Work instructions: Copy every entry exactly as given, minus the images.

******************************

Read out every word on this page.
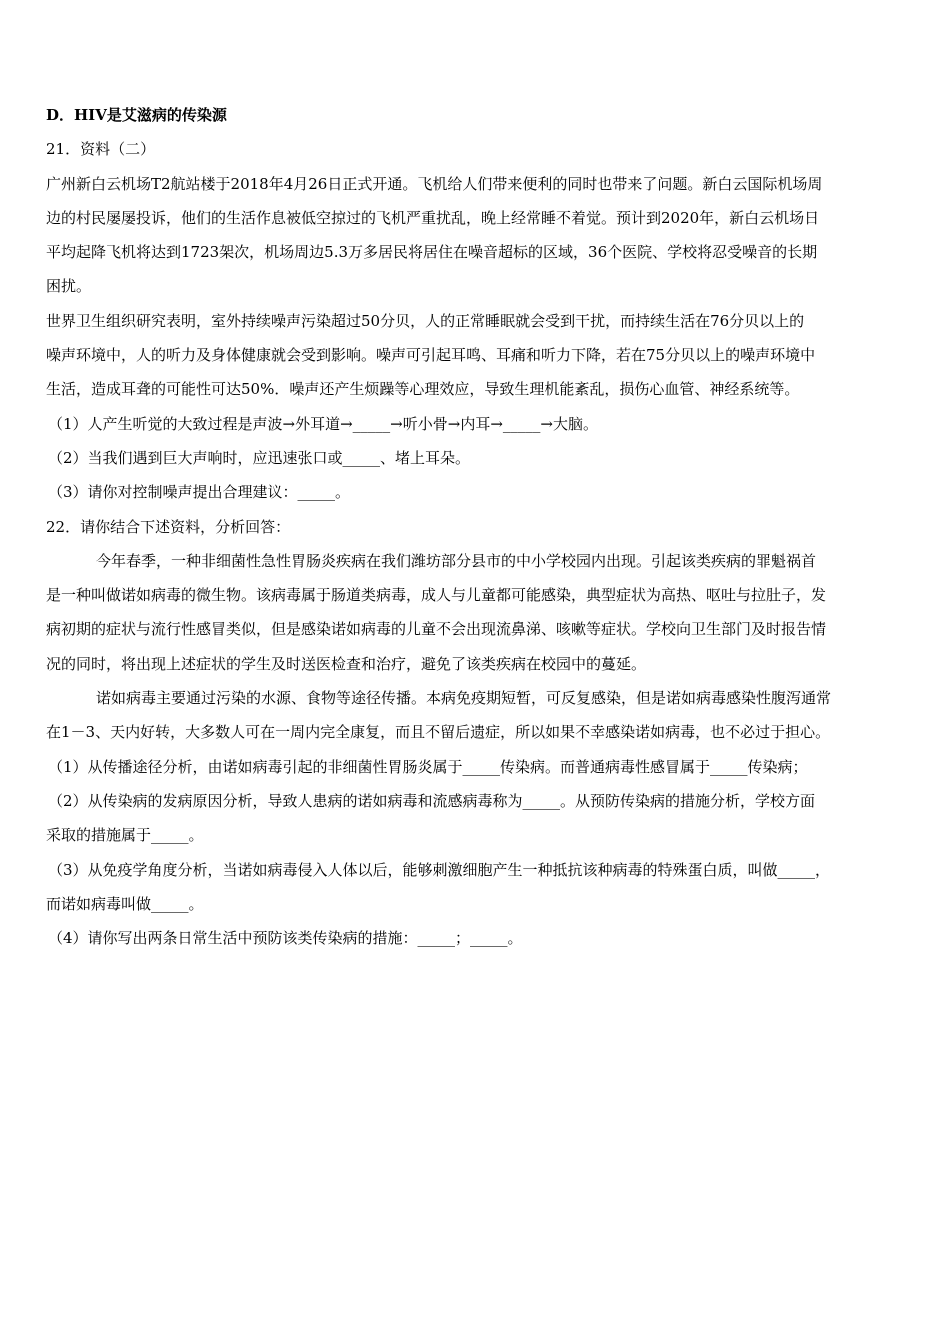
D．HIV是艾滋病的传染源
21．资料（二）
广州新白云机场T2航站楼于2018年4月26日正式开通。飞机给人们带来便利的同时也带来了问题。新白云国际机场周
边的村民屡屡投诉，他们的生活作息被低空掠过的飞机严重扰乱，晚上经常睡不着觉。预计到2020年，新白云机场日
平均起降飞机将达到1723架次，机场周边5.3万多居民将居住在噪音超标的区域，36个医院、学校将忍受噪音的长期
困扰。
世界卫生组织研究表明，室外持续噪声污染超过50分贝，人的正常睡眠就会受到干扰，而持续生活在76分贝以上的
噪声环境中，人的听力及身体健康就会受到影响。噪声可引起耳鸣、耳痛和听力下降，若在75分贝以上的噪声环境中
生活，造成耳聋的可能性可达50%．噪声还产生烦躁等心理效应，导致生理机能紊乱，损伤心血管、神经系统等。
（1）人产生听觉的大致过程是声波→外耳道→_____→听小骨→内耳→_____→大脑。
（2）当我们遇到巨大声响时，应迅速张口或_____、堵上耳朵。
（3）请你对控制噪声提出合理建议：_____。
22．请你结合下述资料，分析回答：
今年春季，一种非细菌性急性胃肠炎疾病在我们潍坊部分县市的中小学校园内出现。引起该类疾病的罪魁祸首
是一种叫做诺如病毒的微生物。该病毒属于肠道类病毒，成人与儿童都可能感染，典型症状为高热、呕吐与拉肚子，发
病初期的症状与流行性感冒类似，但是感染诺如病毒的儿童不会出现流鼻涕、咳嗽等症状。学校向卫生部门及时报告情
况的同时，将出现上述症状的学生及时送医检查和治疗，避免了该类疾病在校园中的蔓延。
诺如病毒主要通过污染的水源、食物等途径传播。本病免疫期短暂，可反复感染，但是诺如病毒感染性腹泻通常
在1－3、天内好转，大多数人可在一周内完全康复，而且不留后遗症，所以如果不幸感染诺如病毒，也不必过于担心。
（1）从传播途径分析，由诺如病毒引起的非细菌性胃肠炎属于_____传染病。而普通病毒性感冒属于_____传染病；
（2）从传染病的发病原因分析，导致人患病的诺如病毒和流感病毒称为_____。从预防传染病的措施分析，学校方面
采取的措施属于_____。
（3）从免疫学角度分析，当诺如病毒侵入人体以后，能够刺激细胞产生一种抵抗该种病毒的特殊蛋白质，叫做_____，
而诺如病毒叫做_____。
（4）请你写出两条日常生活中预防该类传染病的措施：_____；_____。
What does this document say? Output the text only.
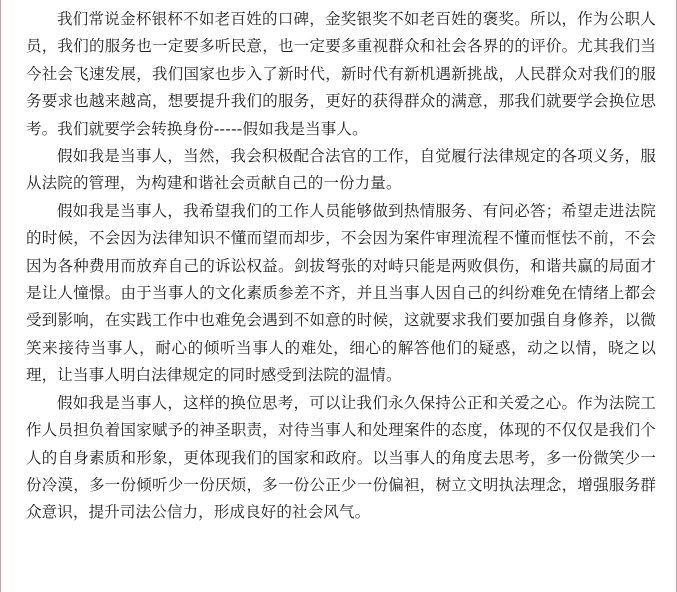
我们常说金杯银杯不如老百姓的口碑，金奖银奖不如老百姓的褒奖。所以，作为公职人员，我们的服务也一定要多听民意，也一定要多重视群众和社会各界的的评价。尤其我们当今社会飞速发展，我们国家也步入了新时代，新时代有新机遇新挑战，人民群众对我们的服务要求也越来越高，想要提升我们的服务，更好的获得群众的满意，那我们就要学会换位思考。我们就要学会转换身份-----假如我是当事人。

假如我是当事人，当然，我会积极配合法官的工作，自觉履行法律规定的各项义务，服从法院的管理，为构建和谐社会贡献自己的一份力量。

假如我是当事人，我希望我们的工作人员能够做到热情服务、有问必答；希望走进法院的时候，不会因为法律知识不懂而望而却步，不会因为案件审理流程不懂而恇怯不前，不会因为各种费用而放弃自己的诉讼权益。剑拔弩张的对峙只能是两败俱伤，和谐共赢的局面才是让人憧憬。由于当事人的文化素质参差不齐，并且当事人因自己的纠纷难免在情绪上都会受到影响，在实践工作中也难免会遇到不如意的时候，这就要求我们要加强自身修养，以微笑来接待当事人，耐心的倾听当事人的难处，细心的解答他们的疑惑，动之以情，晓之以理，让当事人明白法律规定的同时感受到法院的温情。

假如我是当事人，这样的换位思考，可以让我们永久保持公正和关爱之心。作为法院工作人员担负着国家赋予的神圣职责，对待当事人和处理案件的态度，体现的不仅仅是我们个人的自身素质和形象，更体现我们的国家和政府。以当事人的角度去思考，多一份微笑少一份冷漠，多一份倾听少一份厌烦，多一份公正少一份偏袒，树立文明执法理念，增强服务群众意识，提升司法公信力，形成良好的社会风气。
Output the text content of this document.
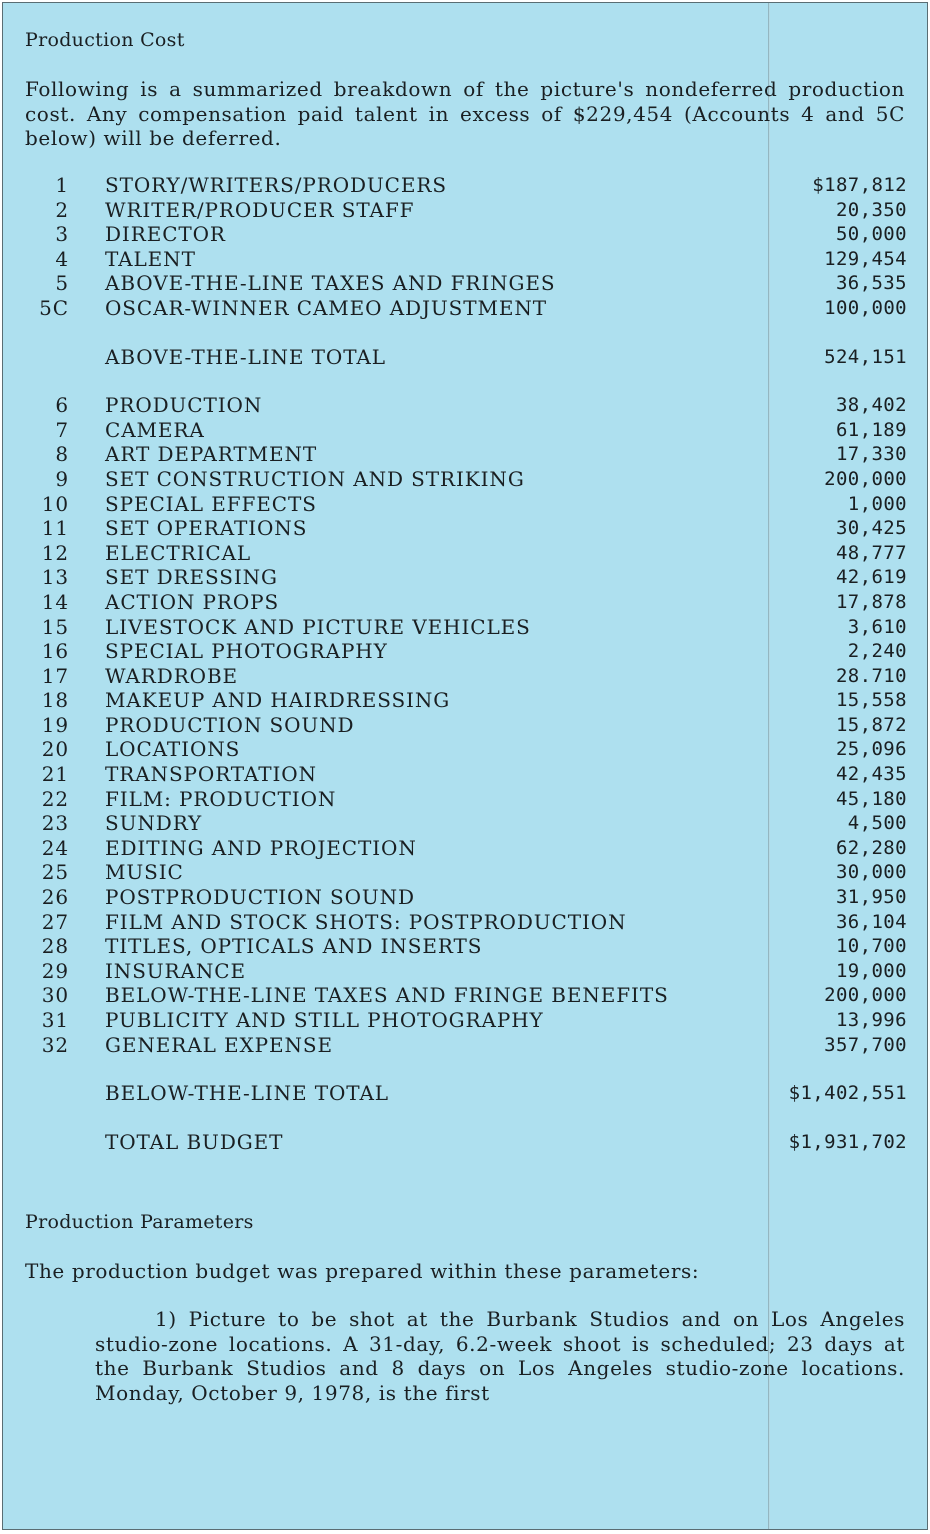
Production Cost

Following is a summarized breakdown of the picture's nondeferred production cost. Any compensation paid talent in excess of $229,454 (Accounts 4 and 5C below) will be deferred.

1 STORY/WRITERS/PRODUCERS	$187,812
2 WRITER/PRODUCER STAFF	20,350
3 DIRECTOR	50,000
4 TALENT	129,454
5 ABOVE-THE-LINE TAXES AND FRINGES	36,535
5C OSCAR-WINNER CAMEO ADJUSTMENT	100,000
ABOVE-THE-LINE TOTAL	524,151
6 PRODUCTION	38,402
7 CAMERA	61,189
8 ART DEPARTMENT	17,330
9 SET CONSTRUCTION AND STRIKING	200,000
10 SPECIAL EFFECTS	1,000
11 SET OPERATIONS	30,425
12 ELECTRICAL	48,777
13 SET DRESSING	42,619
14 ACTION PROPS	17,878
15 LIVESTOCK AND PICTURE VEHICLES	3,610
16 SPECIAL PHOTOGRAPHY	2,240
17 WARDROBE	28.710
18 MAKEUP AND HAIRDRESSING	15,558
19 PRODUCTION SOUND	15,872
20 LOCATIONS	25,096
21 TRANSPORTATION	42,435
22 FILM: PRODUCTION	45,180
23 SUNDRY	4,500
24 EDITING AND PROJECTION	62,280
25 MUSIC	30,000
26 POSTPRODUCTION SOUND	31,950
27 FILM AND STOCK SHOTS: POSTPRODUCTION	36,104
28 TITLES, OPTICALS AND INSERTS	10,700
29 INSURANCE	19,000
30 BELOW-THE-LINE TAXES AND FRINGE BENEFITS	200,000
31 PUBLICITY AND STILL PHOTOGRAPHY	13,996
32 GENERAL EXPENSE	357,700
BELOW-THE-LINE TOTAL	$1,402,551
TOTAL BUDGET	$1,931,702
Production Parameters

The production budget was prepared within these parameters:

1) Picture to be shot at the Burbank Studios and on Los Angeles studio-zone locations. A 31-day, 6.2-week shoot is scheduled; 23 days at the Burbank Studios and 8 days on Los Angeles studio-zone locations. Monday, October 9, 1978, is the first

******************************

Expected answer:
Read out every word on this page.
D．HIV是艾滋病的传染源
21．资料（二）
广州新白云机场T2航站楼于2018年4月26日正式开通。飞机给人们带来便利的同时也带来了问题。新白云国际机场周
边的村民屡屡投诉，他们的生活作息被低空掠过的飞机严重扰乱，晚上经常睡不着觉。预计到2020年，新白云机场日
平均起降飞机将达到1723架次，机场周边5.3万多居民将居住在噪音超标的区域，36个医院、学校将忍受噪音的长期
困扰。
世界卫生组织研究表明，室外持续噪声污染超过50分贝，人的正常睡眠就会受到干扰，而持续生活在76分贝以上的
噪声环境中，人的听力及身体健康就会受到影响。噪声可引起耳鸣、耳痛和听力下降，若在75分贝以上的噪声环境中
生活，造成耳聋的可能性可达50%．噪声还产生烦躁等心理效应，导致生理机能紊乱，损伤心血管、神经系统等。
（1）人产生听觉的大致过程是声波→外耳道→_____→听小骨→内耳→_____→大脑。
（2）当我们遇到巨大声响时，应迅速张口或_____、堵上耳朵。
（3）请你对控制噪声提出合理建议：_____。
22．请你结合下述资料，分析回答：
今年春季，一种非细菌性急性胃肠炎疾病在我们潍坊部分县市的中小学校园内出现。引起该类疾病的罪魁祸首
是一种叫做诺如病毒的微生物。该病毒属于肠道类病毒，成人与儿童都可能感染，典型症状为高热、呕吐与拉肚子，发
病初期的症状与流行性感冒类似，但是感染诺如病毒的儿童不会出现流鼻涕、咳嗽等症状。学校向卫生部门及时报告情
况的同时，将出现上述症状的学生及时送医检查和治疗，避免了该类疾病在校园中的蔓延。
诺如病毒主要通过污染的水源、食物等途径传播。本病免疫期短暂，可反复感染，但是诺如病毒感染性腹泻通常
在1－3、天内好转，大多数人可在一周内完全康复，而且不留后遗症，所以如果不幸感染诺如病毒，也不必过于担心。
（1）从传播途径分析，由诺如病毒引起的非细菌性胃肠炎属于_____传染病。而普通病毒性感冒属于_____传染病；
（2）从传染病的发病原因分析，导致人患病的诺如病毒和流感病毒称为_____。从预防传染病的措施分析，学校方面
采取的措施属于_____。
（3）从免疫学角度分析，当诺如病毒侵入人体以后，能够刺激细胞产生一种抵抗该种病毒的特殊蛋白质，叫做_____，
而诺如病毒叫做_____。
（4）请你写出两条日常生活中预防该类传染病的措施：_____；_____。
What does this document say? Output the text only.
我们常说金杯银杯不如老百姓的口碑，金奖银奖不如老百姓的褒奖。所以，作为公职人员，我们的服务也一定要多听民意，也一定要多重视群众和社会各界的的评价。尤其我们当今社会飞速发展，我们国家也步入了新时代，新时代有新机遇新挑战，人民群众对我们的服务要求也越来越高，想要提升我们的服务，更好的获得群众的满意，那我们就要学会换位思考。我们就要学会转换身份-----假如我是当事人。

假如我是当事人，当然，我会积极配合法官的工作，自觉履行法律规定的各项义务，服从法院的管理，为构建和谐社会贡献自己的一份力量。

假如我是当事人，我希望我们的工作人员能够做到热情服务、有问必答；希望走进法院的时候，不会因为法律知识不懂而望而却步，不会因为案件审理流程不懂而恇怯不前，不会因为各种费用而放弃自己的诉讼权益。剑拔弩张的对峙只能是两败俱伤，和谐共赢的局面才是让人憧憬。由于当事人的文化素质参差不齐，并且当事人因自己的纠纷难免在情绪上都会受到影响，在实践工作中也难免会遇到不如意的时候，这就要求我们要加强自身修养，以微笑来接待当事人，耐心的倾听当事人的难处，细心的解答他们的疑惑，动之以情，晓之以理，让当事人明白法律规定的同时感受到法院的温情。

假如我是当事人，这样的换位思考，可以让我们永久保持公正和关爱之心。作为法院工作人员担负着国家赋予的神圣职责，对待当事人和处理案件的态度，体现的不仅仅是我们个人的自身素质和形象，更体现我们的国家和政府。以当事人的角度去思考，多一份微笑少一份冷漠，多一份倾听少一份厌烦，多一份公正少一份偏袒，树立文明执法理念，增强服务群众意识，提升司法公信力，形成良好的社会风气。
Output the text content of this document.
Production Cost

Following is a summarized breakdown of the picture's nondeferred production cost. Any compensation paid talent in excess of $229,454 (Accounts 4 and 5C below) will be deferred.

1 STORY/WRITERS/PRODUCERS	$187,812
2 WRITER/PRODUCER STAFF	20,350
3 DIRECTOR	50,000
4 TALENT	129,454
5 ABOVE-THE-LINE TAXES AND FRINGES	36,535
5C OSCAR-WINNER CAMEO ADJUSTMENT	100,000
ABOVE-THE-LINE TOTAL	524,151
6 PRODUCTION	38,402
7 CAMERA	61,189
8 ART DEPARTMENT	17,330
9 SET CONSTRUCTION AND STRIKING	200,000
10 SPECIAL EFFECTS	1,000
11 SET OPERATIONS	30,425
12 ELECTRICAL	48,777
13 SET DRESSING	42,619
14 ACTION PROPS	17,878
15 LIVESTOCK AND PICTURE VEHICLES	3,610
16 SPECIAL PHOTOGRAPHY	2,240
17 WARDROBE	28.710
18 MAKEUP AND HAIRDRESSING	15,558
19 PRODUCTION SOUND	15,872
20 LOCATIONS	25,096
21 TRANSPORTATION	42,435
22 FILM: PRODUCTION	45,180
23 SUNDRY	4,500
24 EDITING AND PROJECTION	62,280
25 MUSIC	30,000
26 POSTPRODUCTION SOUND	31,950
27 FILM AND STOCK SHOTS: POSTPRODUCTION	36,104
28 TITLES, OPTICALS AND INSERTS	10,700
29 INSURANCE	19,000
30 BELOW-THE-LINE TAXES AND FRINGE BENEFITS	200,000
31 PUBLICITY AND STILL PHOTOGRAPHY	13,996
32 GENERAL EXPENSE	357,700
BELOW-THE-LINE TOTAL	$1,402,551
TOTAL BUDGET	$1,931,702
Production Parameters

The production budget was prepared within these parameters:

1) Picture to be shot at the Burbank Studios and on Los Angeles studio-zone locations. A 31-day, 6.2-week shoot is scheduled; 23 days at the Burbank Studios and 8 days on Los Angeles studio-zone locations. Monday, October 9, 1978, is the first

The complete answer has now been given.